**What to do**
Transcribe the full listing below exactly.

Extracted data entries
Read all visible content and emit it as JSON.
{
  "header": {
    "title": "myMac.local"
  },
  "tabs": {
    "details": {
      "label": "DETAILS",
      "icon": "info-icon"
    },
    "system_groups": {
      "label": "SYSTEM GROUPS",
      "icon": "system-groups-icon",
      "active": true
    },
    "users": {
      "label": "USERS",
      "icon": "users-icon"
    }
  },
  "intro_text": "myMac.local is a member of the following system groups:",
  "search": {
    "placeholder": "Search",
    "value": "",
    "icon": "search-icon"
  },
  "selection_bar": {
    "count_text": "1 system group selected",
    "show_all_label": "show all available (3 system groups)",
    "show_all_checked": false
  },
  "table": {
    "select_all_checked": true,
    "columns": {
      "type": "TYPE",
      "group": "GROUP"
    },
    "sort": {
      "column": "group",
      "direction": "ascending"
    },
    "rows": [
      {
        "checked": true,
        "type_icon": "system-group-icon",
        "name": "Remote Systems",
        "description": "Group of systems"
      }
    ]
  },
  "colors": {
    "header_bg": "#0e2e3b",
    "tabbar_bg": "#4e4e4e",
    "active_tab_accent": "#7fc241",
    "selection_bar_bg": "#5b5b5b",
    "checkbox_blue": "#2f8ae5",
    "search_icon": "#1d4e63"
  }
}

**Result of this exercise**
Read all visible content and emit it as JSON.
{
  "header": {
    "title": "myMac.local"
  },
  "tabs": {
    "details": {
      "label": "DETAILS",
      "icon": "info-icon"
    },
    "system_groups": {
      "label": "SYSTEM GROUPS",
      "icon": "system-groups-icon",
      "active": true
    },
    "users": {
      "label": "USERS",
      "icon": "users-icon"
    }
  },
  "intro_text": "myMac.local is a member of the following system groups:",
  "search": {
    "placeholder": "Search",
    "value": "",
    "icon": "search-icon"
  },
  "selection_bar": {
    "count_text": "1 system group selected",
    "show_all_label": "show all available (3 system groups)",
    "show_all_checked": false
  },
  "table": {
    "select_all_checked": true,
    "columns": {
      "type": "TYPE",
      "group": "GROUP"
    },
    "sort": {
      "column": "group",
      "direction": "ascending"
    },
    "rows": [
      {
        "checked": true,
        "type_icon": "system-group-icon",
        "name": "Remote Systems",
        "description": "Group of systems"
      }
    ]
  },
  "colors": {
    "header_bg": "#0e2e3b",
    "tabbar_bg": "#4e4e4e",
    "active_tab_accent": "#7fc241",
    "selection_bar_bg": "#5b5b5b",
    "checkbox_blue": "#2f8ae5",
    "search_icon": "#1d4e63"
  }
}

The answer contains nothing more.